Work to complete:
From the data that follows, copy every line holding the string "xlabel".

------ Raw records

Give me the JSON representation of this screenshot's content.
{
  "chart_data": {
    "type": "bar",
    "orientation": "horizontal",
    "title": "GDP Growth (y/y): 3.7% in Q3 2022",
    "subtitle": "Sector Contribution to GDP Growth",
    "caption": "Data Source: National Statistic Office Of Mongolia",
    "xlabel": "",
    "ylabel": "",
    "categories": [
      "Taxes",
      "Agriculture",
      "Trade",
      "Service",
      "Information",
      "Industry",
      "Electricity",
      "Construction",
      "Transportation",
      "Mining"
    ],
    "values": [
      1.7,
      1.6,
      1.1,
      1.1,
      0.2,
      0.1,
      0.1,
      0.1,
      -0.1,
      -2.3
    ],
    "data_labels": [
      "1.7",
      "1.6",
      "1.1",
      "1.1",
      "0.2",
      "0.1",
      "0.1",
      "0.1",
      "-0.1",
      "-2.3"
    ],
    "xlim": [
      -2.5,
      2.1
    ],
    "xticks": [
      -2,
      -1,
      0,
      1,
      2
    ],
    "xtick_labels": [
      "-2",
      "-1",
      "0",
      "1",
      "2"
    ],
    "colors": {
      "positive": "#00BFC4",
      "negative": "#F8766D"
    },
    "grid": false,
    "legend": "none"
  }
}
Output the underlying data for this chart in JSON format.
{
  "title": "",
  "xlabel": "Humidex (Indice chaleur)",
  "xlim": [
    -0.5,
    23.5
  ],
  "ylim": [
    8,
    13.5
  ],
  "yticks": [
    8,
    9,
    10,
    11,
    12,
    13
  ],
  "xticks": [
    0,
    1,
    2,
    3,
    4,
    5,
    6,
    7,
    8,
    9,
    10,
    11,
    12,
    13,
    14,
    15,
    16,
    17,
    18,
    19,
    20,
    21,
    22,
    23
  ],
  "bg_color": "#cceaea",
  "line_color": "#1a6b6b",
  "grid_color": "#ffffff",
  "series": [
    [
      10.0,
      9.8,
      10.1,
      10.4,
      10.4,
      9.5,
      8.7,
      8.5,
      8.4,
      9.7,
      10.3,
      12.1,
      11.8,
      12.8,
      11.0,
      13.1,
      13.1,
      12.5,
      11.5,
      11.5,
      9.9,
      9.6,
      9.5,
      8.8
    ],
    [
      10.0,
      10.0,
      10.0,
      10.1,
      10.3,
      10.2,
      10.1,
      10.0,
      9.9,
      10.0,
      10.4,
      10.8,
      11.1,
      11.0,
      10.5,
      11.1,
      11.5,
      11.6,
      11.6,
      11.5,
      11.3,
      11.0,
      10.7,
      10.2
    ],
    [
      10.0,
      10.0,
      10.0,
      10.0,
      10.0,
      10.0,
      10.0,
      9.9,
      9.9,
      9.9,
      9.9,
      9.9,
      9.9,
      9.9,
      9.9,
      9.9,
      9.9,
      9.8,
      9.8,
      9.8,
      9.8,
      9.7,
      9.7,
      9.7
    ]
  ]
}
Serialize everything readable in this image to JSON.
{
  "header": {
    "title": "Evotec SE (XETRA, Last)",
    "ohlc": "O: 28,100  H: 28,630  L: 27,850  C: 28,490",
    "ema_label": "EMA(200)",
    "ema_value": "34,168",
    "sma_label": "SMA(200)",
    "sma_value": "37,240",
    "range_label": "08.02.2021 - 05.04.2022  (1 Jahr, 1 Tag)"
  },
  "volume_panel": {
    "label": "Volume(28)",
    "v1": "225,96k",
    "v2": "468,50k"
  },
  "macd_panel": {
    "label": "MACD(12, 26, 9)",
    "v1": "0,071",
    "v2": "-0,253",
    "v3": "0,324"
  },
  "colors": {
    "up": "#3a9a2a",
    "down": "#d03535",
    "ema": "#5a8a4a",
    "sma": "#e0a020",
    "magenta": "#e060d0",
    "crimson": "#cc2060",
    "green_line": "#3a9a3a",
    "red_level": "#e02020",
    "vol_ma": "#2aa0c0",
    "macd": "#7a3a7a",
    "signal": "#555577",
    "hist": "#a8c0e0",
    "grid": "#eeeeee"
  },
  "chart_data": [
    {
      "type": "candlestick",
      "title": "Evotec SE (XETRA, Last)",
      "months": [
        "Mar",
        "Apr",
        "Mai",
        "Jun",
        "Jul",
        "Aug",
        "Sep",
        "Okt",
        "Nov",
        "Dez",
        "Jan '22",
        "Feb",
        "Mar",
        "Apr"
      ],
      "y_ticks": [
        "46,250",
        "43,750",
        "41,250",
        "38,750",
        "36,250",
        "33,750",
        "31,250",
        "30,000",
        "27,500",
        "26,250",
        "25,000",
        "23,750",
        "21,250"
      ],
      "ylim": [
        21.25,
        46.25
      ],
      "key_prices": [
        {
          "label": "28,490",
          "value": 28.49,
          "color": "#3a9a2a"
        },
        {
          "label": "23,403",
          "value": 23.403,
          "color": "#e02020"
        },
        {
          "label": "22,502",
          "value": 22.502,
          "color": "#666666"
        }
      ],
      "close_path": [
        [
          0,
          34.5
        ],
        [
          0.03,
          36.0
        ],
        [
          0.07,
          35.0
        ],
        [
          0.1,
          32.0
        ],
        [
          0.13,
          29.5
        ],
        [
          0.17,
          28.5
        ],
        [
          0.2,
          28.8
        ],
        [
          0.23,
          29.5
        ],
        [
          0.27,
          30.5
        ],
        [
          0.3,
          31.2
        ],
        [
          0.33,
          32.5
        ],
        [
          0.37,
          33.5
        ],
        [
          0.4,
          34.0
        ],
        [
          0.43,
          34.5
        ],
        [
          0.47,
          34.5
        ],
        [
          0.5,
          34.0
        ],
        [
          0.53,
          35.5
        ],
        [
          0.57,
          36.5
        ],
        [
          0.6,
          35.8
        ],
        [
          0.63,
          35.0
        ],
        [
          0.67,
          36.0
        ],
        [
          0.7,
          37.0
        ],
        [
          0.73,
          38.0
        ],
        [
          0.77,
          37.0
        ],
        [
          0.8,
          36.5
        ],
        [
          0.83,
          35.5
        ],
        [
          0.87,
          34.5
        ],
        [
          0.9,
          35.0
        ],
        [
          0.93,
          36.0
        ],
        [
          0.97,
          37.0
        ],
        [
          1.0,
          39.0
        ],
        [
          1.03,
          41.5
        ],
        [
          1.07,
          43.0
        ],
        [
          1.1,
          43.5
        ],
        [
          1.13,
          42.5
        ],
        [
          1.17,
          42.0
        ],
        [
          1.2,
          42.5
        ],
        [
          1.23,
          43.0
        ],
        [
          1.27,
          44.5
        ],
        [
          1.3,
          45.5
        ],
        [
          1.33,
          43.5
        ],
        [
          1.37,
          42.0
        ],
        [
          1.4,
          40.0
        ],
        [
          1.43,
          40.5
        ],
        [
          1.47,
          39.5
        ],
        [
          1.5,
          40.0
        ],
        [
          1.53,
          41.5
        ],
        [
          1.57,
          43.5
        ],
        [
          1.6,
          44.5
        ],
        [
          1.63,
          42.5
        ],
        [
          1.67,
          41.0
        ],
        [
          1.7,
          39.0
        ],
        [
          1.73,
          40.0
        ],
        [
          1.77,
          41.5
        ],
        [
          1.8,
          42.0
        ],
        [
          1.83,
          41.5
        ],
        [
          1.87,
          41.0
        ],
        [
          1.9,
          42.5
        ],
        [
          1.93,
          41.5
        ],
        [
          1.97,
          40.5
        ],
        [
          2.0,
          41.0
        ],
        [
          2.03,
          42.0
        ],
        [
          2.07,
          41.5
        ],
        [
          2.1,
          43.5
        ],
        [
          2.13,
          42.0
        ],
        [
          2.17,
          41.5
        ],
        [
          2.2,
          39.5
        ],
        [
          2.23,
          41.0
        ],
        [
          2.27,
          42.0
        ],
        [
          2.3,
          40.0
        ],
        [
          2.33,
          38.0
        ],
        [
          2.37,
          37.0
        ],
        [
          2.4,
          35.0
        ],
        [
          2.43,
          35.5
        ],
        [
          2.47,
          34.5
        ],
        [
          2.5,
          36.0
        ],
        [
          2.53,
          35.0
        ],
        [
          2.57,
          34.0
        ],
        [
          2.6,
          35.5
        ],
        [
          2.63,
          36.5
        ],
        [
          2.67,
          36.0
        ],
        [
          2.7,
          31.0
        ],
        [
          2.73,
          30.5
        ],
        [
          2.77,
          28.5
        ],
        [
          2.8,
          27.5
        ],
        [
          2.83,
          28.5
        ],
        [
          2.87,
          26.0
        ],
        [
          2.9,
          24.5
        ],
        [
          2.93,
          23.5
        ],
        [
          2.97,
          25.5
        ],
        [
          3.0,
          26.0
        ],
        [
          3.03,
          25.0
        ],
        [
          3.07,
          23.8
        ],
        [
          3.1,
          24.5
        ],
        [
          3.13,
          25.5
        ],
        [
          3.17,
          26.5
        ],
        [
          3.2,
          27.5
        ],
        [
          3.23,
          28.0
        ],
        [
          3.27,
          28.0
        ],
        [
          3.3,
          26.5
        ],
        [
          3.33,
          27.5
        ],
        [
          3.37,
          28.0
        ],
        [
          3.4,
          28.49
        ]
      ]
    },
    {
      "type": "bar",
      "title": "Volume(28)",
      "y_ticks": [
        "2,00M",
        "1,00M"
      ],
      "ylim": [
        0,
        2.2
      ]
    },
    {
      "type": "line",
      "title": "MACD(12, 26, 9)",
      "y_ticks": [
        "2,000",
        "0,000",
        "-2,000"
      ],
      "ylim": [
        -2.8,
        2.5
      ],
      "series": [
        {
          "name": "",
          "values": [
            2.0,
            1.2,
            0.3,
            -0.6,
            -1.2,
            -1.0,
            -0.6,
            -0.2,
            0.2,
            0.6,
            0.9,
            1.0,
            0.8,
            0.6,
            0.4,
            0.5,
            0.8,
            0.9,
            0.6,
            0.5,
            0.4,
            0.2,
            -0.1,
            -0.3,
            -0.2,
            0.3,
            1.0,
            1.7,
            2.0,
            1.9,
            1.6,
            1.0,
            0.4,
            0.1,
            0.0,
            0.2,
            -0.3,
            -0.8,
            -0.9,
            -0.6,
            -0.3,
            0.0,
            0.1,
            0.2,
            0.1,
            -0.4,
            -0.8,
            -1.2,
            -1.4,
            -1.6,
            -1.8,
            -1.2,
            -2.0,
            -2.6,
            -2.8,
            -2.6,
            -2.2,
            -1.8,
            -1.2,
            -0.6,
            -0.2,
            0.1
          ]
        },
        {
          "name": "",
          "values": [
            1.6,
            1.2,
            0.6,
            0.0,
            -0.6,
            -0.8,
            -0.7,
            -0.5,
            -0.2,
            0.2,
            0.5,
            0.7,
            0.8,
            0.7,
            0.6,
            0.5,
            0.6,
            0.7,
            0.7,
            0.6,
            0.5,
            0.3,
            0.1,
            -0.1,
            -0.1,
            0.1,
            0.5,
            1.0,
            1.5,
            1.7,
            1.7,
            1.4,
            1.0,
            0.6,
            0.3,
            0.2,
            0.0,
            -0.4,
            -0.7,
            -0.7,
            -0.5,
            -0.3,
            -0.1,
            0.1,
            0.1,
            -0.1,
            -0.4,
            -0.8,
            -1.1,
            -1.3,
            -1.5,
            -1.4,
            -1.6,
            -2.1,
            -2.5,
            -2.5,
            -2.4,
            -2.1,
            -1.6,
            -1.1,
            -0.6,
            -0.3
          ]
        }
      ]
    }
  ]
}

------------

Exercise output:
    "xlabel": "",
  "xlabel": "Humidex (Indice chaleur)",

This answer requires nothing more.